*Information supplied:*
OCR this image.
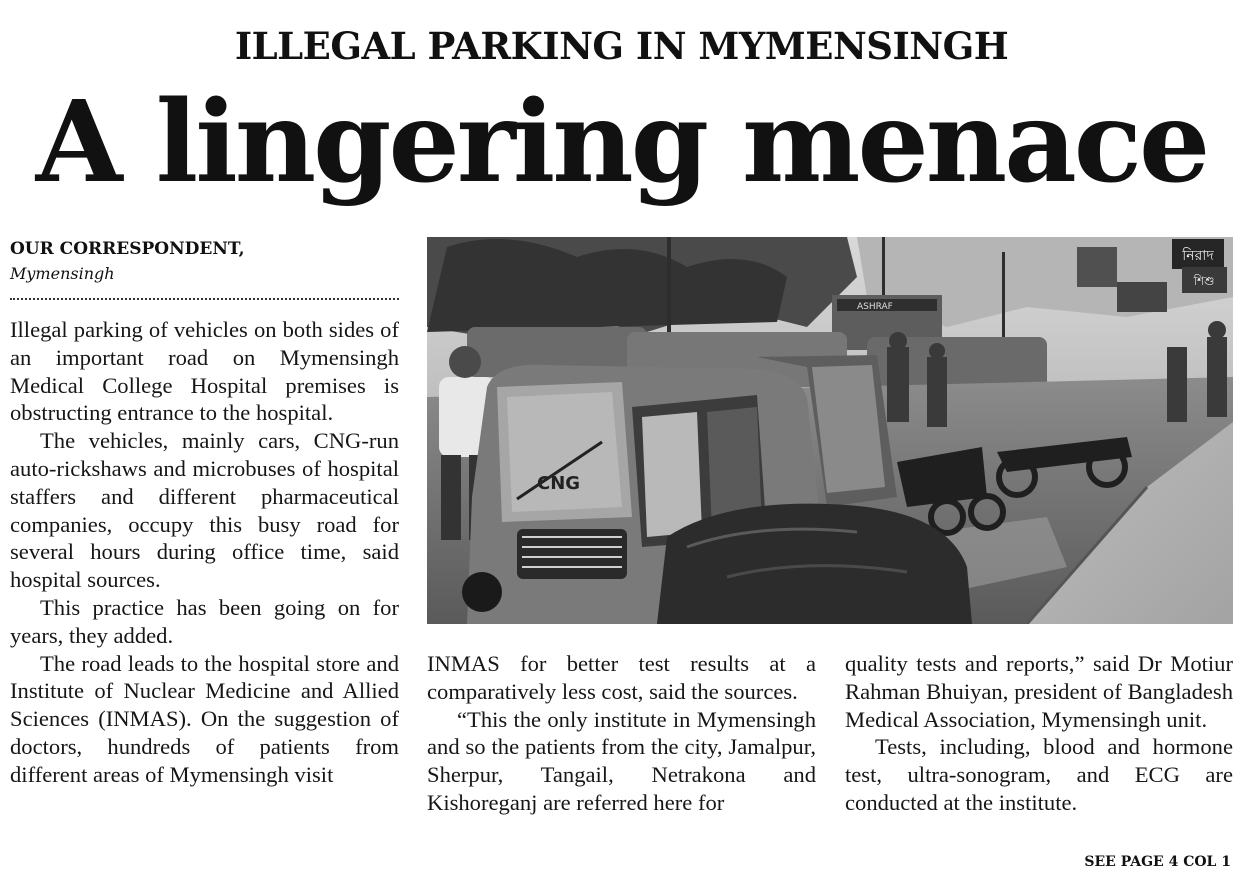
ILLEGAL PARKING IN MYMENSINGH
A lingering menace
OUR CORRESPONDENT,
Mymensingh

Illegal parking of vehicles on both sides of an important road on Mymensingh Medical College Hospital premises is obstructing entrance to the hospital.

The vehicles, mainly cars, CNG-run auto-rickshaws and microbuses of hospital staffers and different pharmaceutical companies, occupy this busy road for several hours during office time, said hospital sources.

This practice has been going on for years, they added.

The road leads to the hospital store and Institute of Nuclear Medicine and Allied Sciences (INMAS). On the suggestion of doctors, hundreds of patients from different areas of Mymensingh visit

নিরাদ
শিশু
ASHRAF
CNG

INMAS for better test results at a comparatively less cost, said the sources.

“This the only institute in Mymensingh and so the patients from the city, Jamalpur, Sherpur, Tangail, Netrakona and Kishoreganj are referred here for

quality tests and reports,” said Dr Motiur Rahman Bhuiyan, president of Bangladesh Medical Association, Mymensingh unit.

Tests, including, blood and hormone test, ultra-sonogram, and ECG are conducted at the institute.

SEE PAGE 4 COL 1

*Work instructions:* Would you output each entry exactly and leave the pictures behind?

*Reply to the exercise:*
OCR this image.
ILLEGAL PARKING IN MYMENSINGH
A lingering menace
OUR CORRESPONDENT,
Mymensingh

Illegal parking of vehicles on both sides of an important road on Mymensingh Medical College Hospital premises is obstructing entrance to the hospital.

The vehicles, mainly cars, CNG-run auto-rickshaws and microbuses of hospital staffers and different pharmaceutical companies, occupy this busy road for several hours during office time, said hospital sources.

This practice has been going on for years, they added.

The road leads to the hospital store and Institute of Nuclear Medicine and Allied Sciences (INMAS). On the suggestion of doctors, hundreds of patients from different areas of Mymensingh visit

নিরাদ
শিশু
ASHRAF
CNG

INMAS for better test results at a comparatively less cost, said the sources.

“This the only institute in Mymensingh and so the patients from the city, Jamalpur, Sherpur, Tangail, Netrakona and Kishoreganj are referred here for

quality tests and reports,” said Dr Motiur Rahman Bhuiyan, president of Bangladesh Medical Association, Mymensingh unit.

Tests, including, blood and hormone test, ultra-sonogram, and ECG are conducted at the institute.

SEE PAGE 4 COL 1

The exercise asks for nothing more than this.